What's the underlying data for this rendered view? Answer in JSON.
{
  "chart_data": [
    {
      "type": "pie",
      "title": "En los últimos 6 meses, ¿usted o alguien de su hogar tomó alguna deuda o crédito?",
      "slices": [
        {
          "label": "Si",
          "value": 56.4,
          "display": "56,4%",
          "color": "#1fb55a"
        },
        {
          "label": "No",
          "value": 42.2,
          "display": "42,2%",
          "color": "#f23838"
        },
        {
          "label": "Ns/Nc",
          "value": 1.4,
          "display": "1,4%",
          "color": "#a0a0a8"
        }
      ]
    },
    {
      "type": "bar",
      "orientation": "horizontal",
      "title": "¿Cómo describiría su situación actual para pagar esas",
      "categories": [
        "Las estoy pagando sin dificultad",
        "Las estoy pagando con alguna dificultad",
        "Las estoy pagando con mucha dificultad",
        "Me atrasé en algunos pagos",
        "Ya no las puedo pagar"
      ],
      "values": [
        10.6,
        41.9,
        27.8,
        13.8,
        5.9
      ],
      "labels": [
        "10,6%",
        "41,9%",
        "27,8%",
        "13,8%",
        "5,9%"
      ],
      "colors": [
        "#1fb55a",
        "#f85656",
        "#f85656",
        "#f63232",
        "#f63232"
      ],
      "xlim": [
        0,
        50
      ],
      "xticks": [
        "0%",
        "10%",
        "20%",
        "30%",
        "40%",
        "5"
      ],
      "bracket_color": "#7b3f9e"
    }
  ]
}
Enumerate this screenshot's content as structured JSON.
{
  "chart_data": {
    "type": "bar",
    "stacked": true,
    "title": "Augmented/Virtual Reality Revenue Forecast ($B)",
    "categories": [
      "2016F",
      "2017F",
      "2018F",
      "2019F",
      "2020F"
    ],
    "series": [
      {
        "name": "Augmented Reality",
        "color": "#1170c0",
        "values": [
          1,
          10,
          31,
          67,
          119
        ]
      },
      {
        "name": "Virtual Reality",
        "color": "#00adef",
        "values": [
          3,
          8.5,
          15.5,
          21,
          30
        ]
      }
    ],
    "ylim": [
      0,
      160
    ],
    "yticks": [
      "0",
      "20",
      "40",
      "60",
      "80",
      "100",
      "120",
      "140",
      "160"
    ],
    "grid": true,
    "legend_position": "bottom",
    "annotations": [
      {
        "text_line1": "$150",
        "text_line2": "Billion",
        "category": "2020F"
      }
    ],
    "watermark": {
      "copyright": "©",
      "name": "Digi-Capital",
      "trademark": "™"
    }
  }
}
-----
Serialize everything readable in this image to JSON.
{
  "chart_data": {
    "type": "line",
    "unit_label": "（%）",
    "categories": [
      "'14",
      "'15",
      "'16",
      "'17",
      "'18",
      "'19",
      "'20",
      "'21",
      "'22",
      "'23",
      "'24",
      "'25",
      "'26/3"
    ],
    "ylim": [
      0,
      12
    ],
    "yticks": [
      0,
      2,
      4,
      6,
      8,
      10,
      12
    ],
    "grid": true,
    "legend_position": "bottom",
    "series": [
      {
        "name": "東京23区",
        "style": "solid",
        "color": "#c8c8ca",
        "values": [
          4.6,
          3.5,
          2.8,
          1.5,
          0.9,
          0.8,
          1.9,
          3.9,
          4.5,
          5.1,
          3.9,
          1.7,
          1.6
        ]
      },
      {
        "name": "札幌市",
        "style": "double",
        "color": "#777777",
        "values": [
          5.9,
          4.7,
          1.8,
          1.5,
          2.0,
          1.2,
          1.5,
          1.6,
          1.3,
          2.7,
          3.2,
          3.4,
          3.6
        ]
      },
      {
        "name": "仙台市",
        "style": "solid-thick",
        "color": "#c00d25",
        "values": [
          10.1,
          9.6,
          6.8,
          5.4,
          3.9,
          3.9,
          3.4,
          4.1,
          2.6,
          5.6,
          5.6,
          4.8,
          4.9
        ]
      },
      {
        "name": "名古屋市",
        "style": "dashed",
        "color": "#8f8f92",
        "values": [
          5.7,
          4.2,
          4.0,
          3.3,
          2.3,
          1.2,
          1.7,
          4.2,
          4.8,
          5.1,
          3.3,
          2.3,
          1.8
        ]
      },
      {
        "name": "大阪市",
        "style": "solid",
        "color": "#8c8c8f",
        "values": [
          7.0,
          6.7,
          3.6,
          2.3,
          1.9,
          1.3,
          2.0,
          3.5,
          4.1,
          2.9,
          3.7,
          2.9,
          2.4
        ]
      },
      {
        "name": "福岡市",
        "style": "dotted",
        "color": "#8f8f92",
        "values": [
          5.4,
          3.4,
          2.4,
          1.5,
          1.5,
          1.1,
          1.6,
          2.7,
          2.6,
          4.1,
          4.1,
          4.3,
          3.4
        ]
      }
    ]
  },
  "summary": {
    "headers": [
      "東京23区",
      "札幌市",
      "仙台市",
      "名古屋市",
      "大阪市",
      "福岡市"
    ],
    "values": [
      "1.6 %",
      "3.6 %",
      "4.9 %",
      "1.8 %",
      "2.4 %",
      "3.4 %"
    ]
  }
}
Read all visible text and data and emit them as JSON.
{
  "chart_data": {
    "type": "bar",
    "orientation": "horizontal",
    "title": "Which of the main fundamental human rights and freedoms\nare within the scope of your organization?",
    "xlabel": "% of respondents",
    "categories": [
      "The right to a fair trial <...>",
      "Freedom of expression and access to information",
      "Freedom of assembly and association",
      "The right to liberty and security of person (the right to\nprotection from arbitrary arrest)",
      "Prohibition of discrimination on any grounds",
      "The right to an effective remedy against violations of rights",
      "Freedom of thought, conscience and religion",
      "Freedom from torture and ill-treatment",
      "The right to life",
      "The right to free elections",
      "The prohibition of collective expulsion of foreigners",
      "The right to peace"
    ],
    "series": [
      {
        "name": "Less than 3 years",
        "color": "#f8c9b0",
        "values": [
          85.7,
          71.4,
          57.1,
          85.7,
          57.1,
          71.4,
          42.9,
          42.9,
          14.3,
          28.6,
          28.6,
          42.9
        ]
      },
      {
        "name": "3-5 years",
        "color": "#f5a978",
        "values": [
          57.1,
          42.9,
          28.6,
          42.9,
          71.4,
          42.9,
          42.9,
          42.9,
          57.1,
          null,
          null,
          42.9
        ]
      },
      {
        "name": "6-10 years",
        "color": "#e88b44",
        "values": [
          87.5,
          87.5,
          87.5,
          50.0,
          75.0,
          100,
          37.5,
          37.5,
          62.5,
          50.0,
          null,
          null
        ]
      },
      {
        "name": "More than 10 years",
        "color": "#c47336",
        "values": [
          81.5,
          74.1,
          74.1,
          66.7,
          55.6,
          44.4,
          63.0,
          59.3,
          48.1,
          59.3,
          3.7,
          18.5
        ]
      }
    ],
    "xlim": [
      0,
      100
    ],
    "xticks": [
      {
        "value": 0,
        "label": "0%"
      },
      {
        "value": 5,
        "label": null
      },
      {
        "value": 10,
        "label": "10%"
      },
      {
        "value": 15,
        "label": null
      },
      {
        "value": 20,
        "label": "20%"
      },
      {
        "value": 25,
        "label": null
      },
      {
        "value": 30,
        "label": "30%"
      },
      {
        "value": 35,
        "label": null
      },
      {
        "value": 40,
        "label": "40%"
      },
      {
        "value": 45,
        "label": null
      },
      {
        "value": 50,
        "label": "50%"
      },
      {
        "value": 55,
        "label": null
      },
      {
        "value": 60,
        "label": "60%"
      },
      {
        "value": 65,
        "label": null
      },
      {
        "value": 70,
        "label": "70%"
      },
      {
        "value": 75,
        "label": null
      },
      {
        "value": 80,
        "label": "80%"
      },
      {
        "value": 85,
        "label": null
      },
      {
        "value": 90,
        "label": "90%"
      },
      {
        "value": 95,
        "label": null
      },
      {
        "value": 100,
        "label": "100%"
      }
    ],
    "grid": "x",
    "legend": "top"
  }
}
-----
* STATED TASK *
Among the lines of the data, identify those with the word "style". Copy each of them.

* FINISHED ANSWER *
        "style": "solid",
        "style": "double",
        "style": "solid-thick",
        "style": "dashed",
        "style": "solid",
        "style": "dotted",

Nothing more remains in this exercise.